Instruction –
Copy the lines of each record below word for word, covering every record, and leave out the pictures.

>> begin Input material

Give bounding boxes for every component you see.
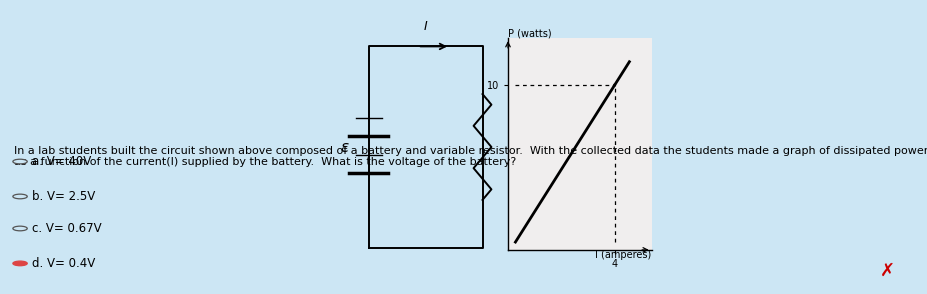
Circle shape: [13, 261, 27, 266]
Text: I: I: [424, 20, 427, 33]
Text: ε: ε: [340, 139, 349, 155]
Text: a. V= 40V: a. V= 40V: [32, 155, 91, 168]
Text: ✗: ✗: [880, 261, 895, 279]
Circle shape: [13, 194, 27, 199]
Text: b. V= 2.5V: b. V= 2.5V: [32, 190, 95, 203]
Text: c. V= 0.67V: c. V= 0.67V: [32, 222, 101, 235]
Text: P (watts): P (watts): [508, 28, 552, 38]
Text: In a lab students built the circuit shown above composed of a battery and variab: In a lab students built the circuit show…: [14, 146, 927, 167]
Circle shape: [13, 159, 27, 164]
Circle shape: [13, 226, 27, 231]
Text: d. V= 0.4V: d. V= 0.4V: [32, 257, 95, 270]
Text: I (amperes): I (amperes): [595, 250, 652, 260]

>> end Input material

Problem solution –
Give bounding boxes for every component you see.
Circle shape: [13, 261, 27, 266]
Text: I: I: [424, 20, 427, 33]
Text: ε: ε: [340, 139, 349, 155]
Text: a. V= 40V: a. V= 40V: [32, 155, 91, 168]
Text: ✗: ✗: [880, 261, 895, 279]
Circle shape: [13, 194, 27, 199]
Text: b. V= 2.5V: b. V= 2.5V: [32, 190, 95, 203]
Text: c. V= 0.67V: c. V= 0.67V: [32, 222, 101, 235]
Text: P (watts): P (watts): [508, 28, 552, 38]
Text: In a lab students built the circuit shown above composed of a battery and variab: In a lab students built the circuit show…: [14, 146, 927, 167]
Circle shape: [13, 159, 27, 164]
Circle shape: [13, 226, 27, 231]
Text: d. V= 0.4V: d. V= 0.4V: [32, 257, 95, 270]
Text: I (amperes): I (amperes): [595, 250, 652, 260]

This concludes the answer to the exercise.